**To do**:
Could you report every line from the entries that includes the word "BRAWLS"?

(Dataset rows for apps and sites)
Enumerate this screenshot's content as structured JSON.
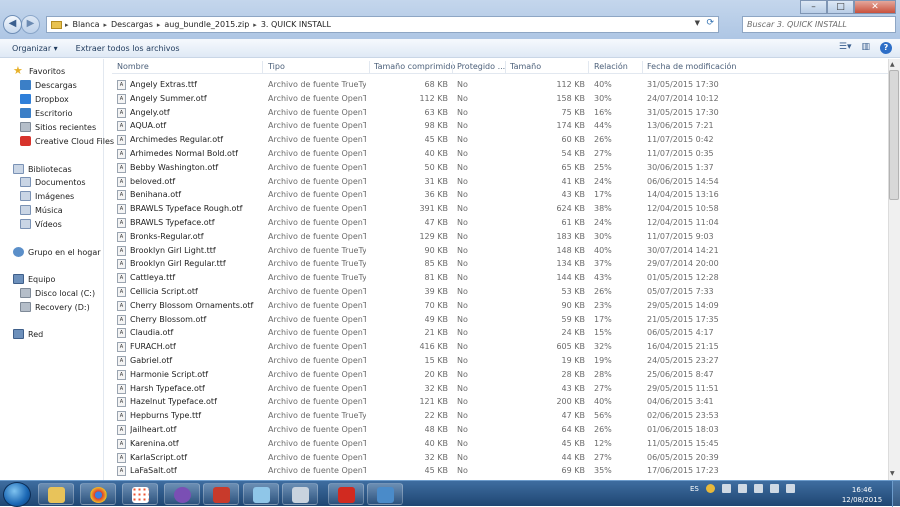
{
  "window": {
    "breadcrumbs": [
      "Blanca",
      "Descargas",
      "aug_bundle_2015.zip",
      "3. QUICK INSTALL"
    ],
    "search_placeholder": "Buscar 3. QUICK INSTALL",
    "minimize": "–",
    "maximize": "□",
    "close": "✕"
  },
  "toolbar": {
    "organize_label": "Organizar ▾",
    "extract_label": "Extraer todos los archivos",
    "help_label": "?"
  },
  "sidebar": {
    "favorites": {
      "label": "Favoritos",
      "items": [
        "Descargas",
        "Dropbox",
        "Escritorio",
        "Sitios recientes",
        "Creative Cloud Files"
      ]
    },
    "libraries": {
      "label": "Bibliotecas",
      "items": [
        "Documentos",
        "Imágenes",
        "Música",
        "Vídeos"
      ]
    },
    "homegroup": {
      "label": "Grupo en el hogar"
    },
    "computer": {
      "label": "Equipo",
      "items": [
        "Disco local (C:)",
        "Recovery (D:)"
      ]
    },
    "network": {
      "label": "Red"
    }
  },
  "columns": [
    "Nombre",
    "Tipo",
    "Tamaño comprimido",
    "Protegido ...",
    "Tamaño",
    "Relación",
    "Fecha de modificación"
  ],
  "files": [
    {
      "name": "Angely Extras.ttf",
      "type": "Archivo de fuente TrueTy...",
      "comp": "68 KB",
      "prot": "No",
      "size": "112 KB",
      "ratio": "40%",
      "date": "31/05/2015 17:30"
    },
    {
      "name": "Angely Summer.otf",
      "type": "Archivo de fuente OpenT...",
      "comp": "112 KB",
      "prot": "No",
      "size": "158 KB",
      "ratio": "30%",
      "date": "24/07/2014 10:12"
    },
    {
      "name": "Angely.otf",
      "type": "Archivo de fuente OpenT...",
      "comp": "63 KB",
      "prot": "No",
      "size": "75 KB",
      "ratio": "16%",
      "date": "31/05/2015 17:30"
    },
    {
      "name": "AQUA.otf",
      "type": "Archivo de fuente OpenT...",
      "comp": "98 KB",
      "prot": "No",
      "size": "174 KB",
      "ratio": "44%",
      "date": "13/06/2015 7:21"
    },
    {
      "name": "Archimedes Regular.otf",
      "type": "Archivo de fuente OpenT...",
      "comp": "45 KB",
      "prot": "No",
      "size": "60 KB",
      "ratio": "26%",
      "date": "11/07/2015 0:42"
    },
    {
      "name": "Arhimedes Normal Bold.otf",
      "type": "Archivo de fuente OpenT...",
      "comp": "40 KB",
      "prot": "No",
      "size": "54 KB",
      "ratio": "27%",
      "date": "11/07/2015 0:35"
    },
    {
      "name": "Bebby Washington.otf",
      "type": "Archivo de fuente OpenT...",
      "comp": "50 KB",
      "prot": "No",
      "size": "65 KB",
      "ratio": "25%",
      "date": "30/06/2015 1:37"
    },
    {
      "name": "beloved.otf",
      "type": "Archivo de fuente OpenT...",
      "comp": "31 KB",
      "prot": "No",
      "size": "41 KB",
      "ratio": "24%",
      "date": "06/06/2015 14:54"
    },
    {
      "name": "Benihana.otf",
      "type": "Archivo de fuente OpenT...",
      "comp": "36 KB",
      "prot": "No",
      "size": "43 KB",
      "ratio": "17%",
      "date": "14/04/2015 13:16"
    },
    {
      "name": "BRAWLS Typeface Rough.otf",
      "type": "Archivo de fuente OpenT...",
      "comp": "391 KB",
      "prot": "No",
      "size": "624 KB",
      "ratio": "38%",
      "date": "12/04/2015 10:58"
    },
    {
      "name": "BRAWLS Typeface.otf",
      "type": "Archivo de fuente OpenT...",
      "comp": "47 KB",
      "prot": "No",
      "size": "61 KB",
      "ratio": "24%",
      "date": "12/04/2015 11:04"
    },
    {
      "name": "Bronks-Regular.otf",
      "type": "Archivo de fuente OpenT...",
      "comp": "129 KB",
      "prot": "No",
      "size": "183 KB",
      "ratio": "30%",
      "date": "11/07/2015 9:03"
    },
    {
      "name": "Brooklyn Girl Light.ttf",
      "type": "Archivo de fuente TrueTy...",
      "comp": "90 KB",
      "prot": "No",
      "size": "148 KB",
      "ratio": "40%",
      "date": "30/07/2014 14:21"
    },
    {
      "name": "Brooklyn Girl Regular.ttf",
      "type": "Archivo de fuente TrueTy...",
      "comp": "85 KB",
      "prot": "No",
      "size": "134 KB",
      "ratio": "37%",
      "date": "29/07/2014 20:00"
    },
    {
      "name": "Cattleya.ttf",
      "type": "Archivo de fuente TrueTy...",
      "comp": "81 KB",
      "prot": "No",
      "size": "144 KB",
      "ratio": "43%",
      "date": "01/05/2015 12:28"
    },
    {
      "name": "Cellicia Script.otf",
      "type": "Archivo de fuente OpenT...",
      "comp": "39 KB",
      "prot": "No",
      "size": "53 KB",
      "ratio": "26%",
      "date": "05/07/2015 7:33"
    },
    {
      "name": "Cherry Blossom Ornaments.otf",
      "type": "Archivo de fuente OpenT...",
      "comp": "70 KB",
      "prot": "No",
      "size": "90 KB",
      "ratio": "23%",
      "date": "29/05/2015 14:09"
    },
    {
      "name": "Cherry Blossom.otf",
      "type": "Archivo de fuente OpenT...",
      "comp": "49 KB",
      "prot": "No",
      "size": "59 KB",
      "ratio": "17%",
      "date": "21/05/2015 17:35"
    },
    {
      "name": "Claudia.otf",
      "type": "Archivo de fuente OpenT...",
      "comp": "21 KB",
      "prot": "No",
      "size": "24 KB",
      "ratio": "15%",
      "date": "06/05/2015 4:17"
    },
    {
      "name": "FURACH.otf",
      "type": "Archivo de fuente OpenT...",
      "comp": "416 KB",
      "prot": "No",
      "size": "605 KB",
      "ratio": "32%",
      "date": "16/04/2015 21:15"
    },
    {
      "name": "Gabriel.otf",
      "type": "Archivo de fuente OpenT...",
      "comp": "15 KB",
      "prot": "No",
      "size": "19 KB",
      "ratio": "19%",
      "date": "24/05/2015 23:27"
    },
    {
      "name": "Harmonie Script.otf",
      "type": "Archivo de fuente OpenT...",
      "comp": "20 KB",
      "prot": "No",
      "size": "28 KB",
      "ratio": "28%",
      "date": "25/06/2015 8:47"
    },
    {
      "name": "Harsh Typeface.otf",
      "type": "Archivo de fuente OpenT...",
      "comp": "32 KB",
      "prot": "No",
      "size": "43 KB",
      "ratio": "27%",
      "date": "29/05/2015 11:51"
    },
    {
      "name": "Hazelnut Typeface.otf",
      "type": "Archivo de fuente OpenT...",
      "comp": "121 KB",
      "prot": "No",
      "size": "200 KB",
      "ratio": "40%",
      "date": "04/06/2015 3:41"
    },
    {
      "name": "Hepburns Type.ttf",
      "type": "Archivo de fuente TrueTy...",
      "comp": "22 KB",
      "prot": "No",
      "size": "47 KB",
      "ratio": "56%",
      "date": "02/06/2015 23:53"
    },
    {
      "name": "Jailheart.otf",
      "type": "Archivo de fuente OpenT...",
      "comp": "48 KB",
      "prot": "No",
      "size": "64 KB",
      "ratio": "26%",
      "date": "01/06/2015 18:03"
    },
    {
      "name": "Karenina.otf",
      "type": "Archivo de fuente OpenT...",
      "comp": "40 KB",
      "prot": "No",
      "size": "45 KB",
      "ratio": "12%",
      "date": "11/05/2015 15:45"
    },
    {
      "name": "KarlaScript.otf",
      "type": "Archivo de fuente OpenT...",
      "comp": "32 KB",
      "prot": "No",
      "size": "44 KB",
      "ratio": "27%",
      "date": "06/05/2015 20:39"
    },
    {
      "name": "LaFaSalt.otf",
      "type": "Archivo de fuente OpenT...",
      "comp": "45 KB",
      "prot": "No",
      "size": "69 KB",
      "ratio": "35%",
      "date": "17/06/2015 17:23"
    }
  ],
  "taskbar": {
    "lang": "ES",
    "time": "16:46",
    "date": "12/08/2015"
  }
}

**Exercise result**:
      "name": "BRAWLS Typeface Rough.otf",
      "name": "BRAWLS Typeface.otf",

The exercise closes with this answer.